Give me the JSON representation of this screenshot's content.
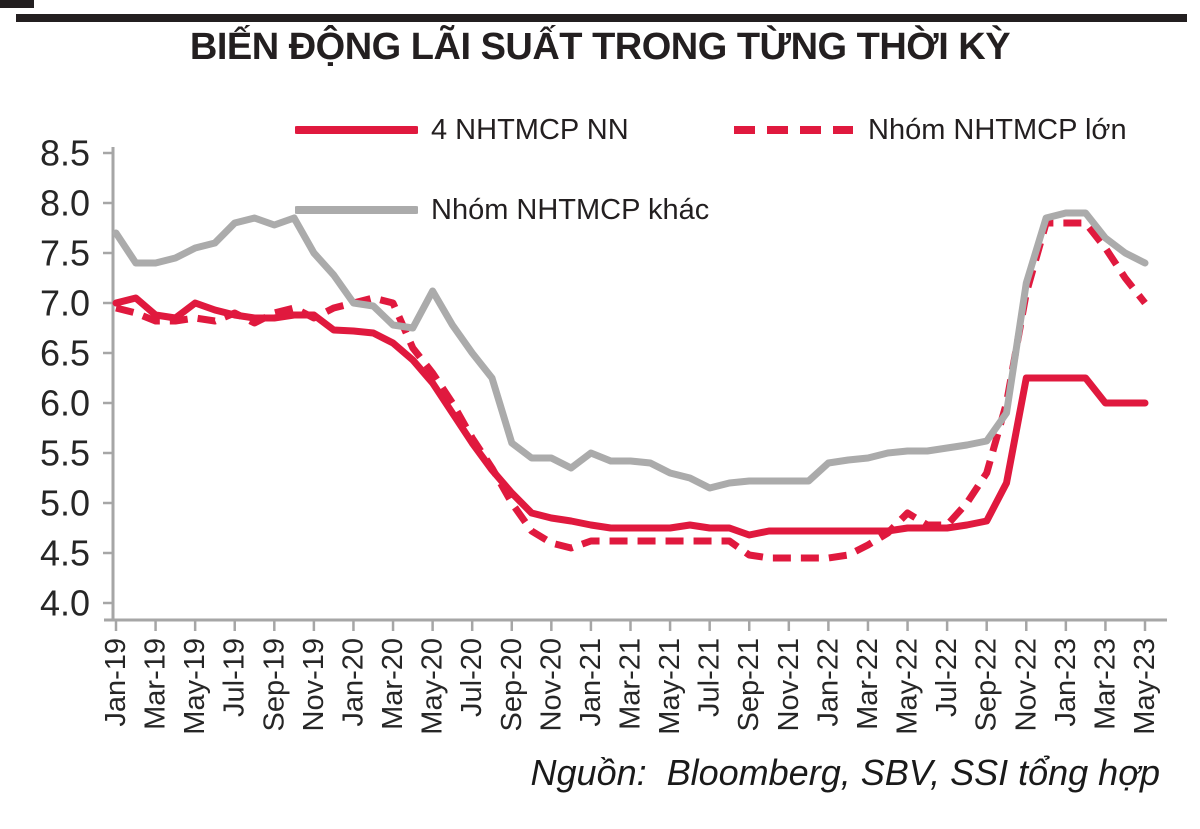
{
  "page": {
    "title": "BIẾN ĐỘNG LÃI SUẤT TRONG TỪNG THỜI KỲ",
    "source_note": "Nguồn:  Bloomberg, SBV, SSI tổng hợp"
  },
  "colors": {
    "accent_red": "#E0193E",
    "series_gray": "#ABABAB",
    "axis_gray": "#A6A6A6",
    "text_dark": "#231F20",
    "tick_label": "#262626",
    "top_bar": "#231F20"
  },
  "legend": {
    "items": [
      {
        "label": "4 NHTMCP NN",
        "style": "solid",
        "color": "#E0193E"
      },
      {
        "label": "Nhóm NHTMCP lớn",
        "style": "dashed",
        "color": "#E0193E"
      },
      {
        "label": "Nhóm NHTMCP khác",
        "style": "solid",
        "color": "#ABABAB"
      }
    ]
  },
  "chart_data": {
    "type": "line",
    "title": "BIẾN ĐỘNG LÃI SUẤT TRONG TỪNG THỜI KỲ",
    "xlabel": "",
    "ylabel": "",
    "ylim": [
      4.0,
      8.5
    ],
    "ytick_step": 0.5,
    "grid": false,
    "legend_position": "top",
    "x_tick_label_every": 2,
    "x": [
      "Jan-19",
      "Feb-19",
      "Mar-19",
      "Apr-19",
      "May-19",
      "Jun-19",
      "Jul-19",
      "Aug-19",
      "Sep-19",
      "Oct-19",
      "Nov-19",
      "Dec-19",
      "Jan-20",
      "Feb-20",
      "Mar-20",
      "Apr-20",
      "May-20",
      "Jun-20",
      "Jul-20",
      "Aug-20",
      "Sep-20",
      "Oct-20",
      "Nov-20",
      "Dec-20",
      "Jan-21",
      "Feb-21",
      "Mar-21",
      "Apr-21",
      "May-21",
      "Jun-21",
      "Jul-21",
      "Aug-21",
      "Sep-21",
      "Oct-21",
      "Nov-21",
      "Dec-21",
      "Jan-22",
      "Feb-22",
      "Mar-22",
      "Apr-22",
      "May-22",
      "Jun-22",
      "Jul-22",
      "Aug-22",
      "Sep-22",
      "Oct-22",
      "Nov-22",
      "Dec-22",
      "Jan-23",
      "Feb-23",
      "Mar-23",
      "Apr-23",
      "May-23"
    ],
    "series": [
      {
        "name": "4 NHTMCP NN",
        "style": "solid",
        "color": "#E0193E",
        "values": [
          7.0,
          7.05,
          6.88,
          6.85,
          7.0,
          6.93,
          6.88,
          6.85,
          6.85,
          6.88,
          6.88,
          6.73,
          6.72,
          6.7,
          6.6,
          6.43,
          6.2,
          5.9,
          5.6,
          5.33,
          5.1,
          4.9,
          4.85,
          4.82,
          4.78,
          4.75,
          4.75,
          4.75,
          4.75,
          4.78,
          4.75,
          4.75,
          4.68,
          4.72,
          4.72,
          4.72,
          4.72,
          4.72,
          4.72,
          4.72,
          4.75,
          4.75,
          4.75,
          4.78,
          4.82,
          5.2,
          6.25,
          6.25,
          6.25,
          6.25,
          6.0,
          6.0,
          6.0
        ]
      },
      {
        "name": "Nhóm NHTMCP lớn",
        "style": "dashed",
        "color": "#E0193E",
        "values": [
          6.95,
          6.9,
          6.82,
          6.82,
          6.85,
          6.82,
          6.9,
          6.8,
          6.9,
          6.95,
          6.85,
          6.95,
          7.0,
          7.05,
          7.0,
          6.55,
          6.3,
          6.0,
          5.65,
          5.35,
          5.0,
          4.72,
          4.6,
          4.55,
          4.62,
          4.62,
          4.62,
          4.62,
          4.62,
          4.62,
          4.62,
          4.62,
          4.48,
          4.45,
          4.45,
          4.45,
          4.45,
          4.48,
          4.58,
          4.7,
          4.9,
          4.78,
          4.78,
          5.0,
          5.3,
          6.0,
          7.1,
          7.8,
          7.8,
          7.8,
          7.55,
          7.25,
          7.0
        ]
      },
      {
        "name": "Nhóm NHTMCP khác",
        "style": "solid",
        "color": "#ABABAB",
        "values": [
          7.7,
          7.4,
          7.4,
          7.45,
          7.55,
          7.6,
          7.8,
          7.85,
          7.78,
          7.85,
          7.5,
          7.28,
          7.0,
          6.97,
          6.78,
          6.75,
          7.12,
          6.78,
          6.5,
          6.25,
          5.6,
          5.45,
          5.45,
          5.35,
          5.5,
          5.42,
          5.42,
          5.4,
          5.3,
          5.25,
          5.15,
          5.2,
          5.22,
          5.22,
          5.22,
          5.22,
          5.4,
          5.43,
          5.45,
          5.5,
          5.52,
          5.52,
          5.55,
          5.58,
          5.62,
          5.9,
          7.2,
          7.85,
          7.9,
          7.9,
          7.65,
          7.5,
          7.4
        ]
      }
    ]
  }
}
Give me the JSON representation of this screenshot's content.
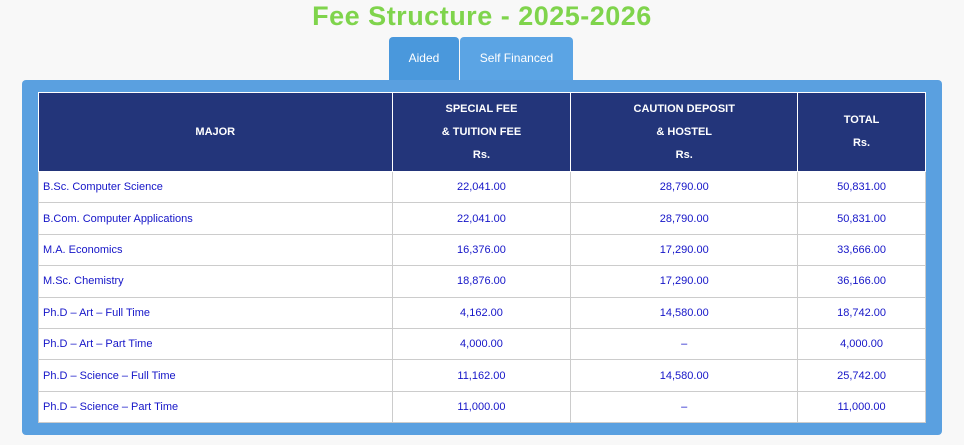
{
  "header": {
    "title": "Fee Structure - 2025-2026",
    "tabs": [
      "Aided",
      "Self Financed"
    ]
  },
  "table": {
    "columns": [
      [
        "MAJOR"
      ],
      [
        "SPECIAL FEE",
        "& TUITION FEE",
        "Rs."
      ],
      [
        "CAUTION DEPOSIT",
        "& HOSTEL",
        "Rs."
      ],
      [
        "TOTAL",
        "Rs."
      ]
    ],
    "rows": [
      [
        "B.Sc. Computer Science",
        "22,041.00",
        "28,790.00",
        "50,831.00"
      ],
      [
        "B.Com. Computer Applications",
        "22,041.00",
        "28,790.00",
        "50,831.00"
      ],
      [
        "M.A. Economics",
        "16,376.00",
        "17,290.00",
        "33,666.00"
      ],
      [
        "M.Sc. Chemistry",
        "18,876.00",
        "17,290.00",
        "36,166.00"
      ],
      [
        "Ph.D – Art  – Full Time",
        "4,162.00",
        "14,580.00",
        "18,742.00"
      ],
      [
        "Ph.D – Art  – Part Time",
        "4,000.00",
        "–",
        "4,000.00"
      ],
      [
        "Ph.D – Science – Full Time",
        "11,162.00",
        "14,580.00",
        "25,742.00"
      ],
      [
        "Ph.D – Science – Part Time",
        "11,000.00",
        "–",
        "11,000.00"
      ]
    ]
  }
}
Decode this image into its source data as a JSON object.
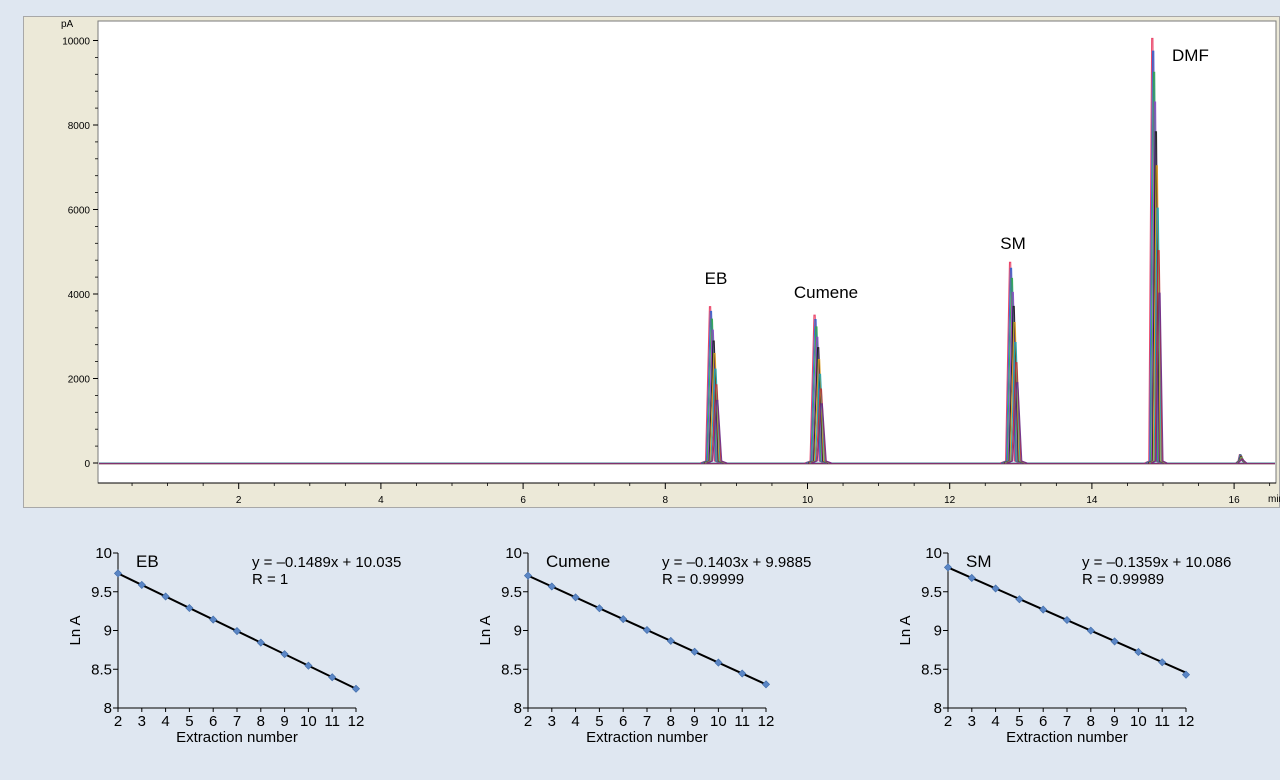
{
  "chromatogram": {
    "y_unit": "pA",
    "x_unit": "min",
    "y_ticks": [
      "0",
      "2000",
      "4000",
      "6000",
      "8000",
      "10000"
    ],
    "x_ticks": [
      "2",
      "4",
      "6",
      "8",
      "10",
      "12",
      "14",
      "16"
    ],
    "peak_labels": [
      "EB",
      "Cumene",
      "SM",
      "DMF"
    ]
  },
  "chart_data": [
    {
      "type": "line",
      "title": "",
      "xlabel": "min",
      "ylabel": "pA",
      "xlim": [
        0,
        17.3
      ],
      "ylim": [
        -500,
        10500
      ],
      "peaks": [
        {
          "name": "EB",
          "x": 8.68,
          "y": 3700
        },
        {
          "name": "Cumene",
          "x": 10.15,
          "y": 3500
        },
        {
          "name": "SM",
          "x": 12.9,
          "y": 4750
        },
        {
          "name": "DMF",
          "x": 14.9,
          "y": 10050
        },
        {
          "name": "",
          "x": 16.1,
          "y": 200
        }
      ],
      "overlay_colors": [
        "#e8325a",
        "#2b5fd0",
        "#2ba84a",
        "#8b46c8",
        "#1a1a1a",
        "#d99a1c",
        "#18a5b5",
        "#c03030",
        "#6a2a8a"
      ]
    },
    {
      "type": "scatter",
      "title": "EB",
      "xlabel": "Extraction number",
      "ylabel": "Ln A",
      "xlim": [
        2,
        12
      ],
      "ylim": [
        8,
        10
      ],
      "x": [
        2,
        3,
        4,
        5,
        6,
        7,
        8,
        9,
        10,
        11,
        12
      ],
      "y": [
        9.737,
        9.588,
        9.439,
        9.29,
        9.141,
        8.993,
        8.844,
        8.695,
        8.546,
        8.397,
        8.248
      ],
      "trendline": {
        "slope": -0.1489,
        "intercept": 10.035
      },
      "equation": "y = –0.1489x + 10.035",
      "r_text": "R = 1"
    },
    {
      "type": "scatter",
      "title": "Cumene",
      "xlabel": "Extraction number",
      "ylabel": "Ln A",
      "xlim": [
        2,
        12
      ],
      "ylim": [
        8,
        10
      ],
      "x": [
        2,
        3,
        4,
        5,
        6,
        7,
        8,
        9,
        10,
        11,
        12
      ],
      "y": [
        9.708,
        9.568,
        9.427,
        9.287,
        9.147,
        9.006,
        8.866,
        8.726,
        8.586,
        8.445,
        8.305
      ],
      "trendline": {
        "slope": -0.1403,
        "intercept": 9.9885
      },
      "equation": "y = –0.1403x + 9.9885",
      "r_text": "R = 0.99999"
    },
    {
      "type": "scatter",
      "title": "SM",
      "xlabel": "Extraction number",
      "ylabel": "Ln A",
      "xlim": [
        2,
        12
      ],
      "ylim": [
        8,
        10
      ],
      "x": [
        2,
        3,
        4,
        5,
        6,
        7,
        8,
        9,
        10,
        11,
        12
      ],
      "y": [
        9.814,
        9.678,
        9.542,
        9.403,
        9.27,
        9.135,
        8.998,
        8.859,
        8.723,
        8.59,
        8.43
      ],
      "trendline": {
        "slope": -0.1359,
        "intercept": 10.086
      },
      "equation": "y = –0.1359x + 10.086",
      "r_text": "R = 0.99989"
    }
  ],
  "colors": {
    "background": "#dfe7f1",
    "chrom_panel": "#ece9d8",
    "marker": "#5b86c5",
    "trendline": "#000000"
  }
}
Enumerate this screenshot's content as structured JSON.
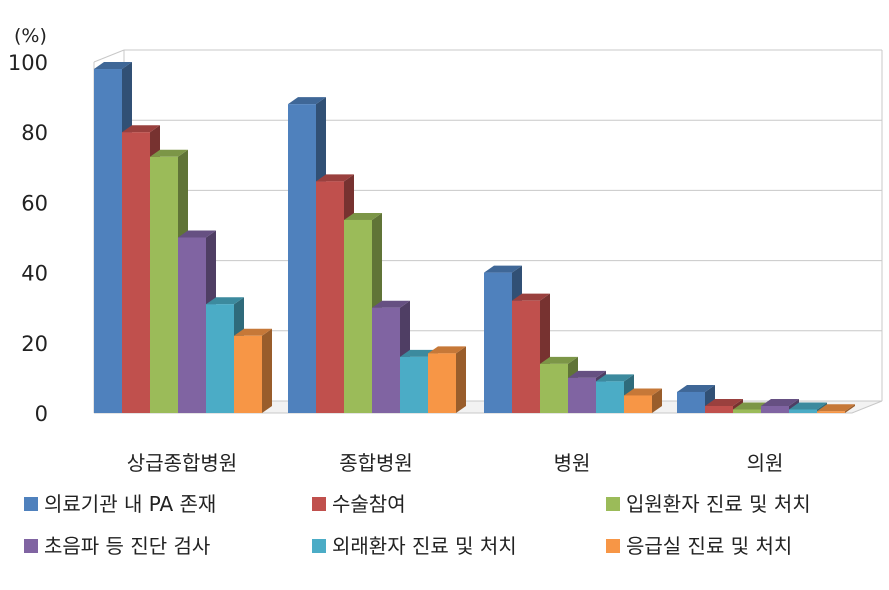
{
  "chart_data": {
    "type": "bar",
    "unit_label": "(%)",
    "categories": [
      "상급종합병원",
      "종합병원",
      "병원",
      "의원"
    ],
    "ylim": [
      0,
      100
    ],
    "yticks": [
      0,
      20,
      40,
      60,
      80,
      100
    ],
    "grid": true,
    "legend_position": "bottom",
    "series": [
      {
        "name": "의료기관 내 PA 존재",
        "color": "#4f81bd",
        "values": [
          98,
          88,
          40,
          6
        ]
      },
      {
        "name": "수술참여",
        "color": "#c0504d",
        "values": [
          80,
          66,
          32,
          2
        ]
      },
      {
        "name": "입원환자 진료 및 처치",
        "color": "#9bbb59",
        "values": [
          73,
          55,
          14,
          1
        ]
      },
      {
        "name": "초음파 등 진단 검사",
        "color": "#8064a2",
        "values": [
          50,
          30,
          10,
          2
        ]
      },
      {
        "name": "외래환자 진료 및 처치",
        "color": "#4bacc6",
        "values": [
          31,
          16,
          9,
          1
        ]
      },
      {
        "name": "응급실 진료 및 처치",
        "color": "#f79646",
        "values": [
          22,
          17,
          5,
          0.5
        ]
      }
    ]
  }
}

_ _ _ _ _

Copy every line of the entries above in which "Science" occurs.

        "B.Sc. Computer Science",
        "Ph.D – Science – Full Time",
        "Ph.D – Science – Part Time",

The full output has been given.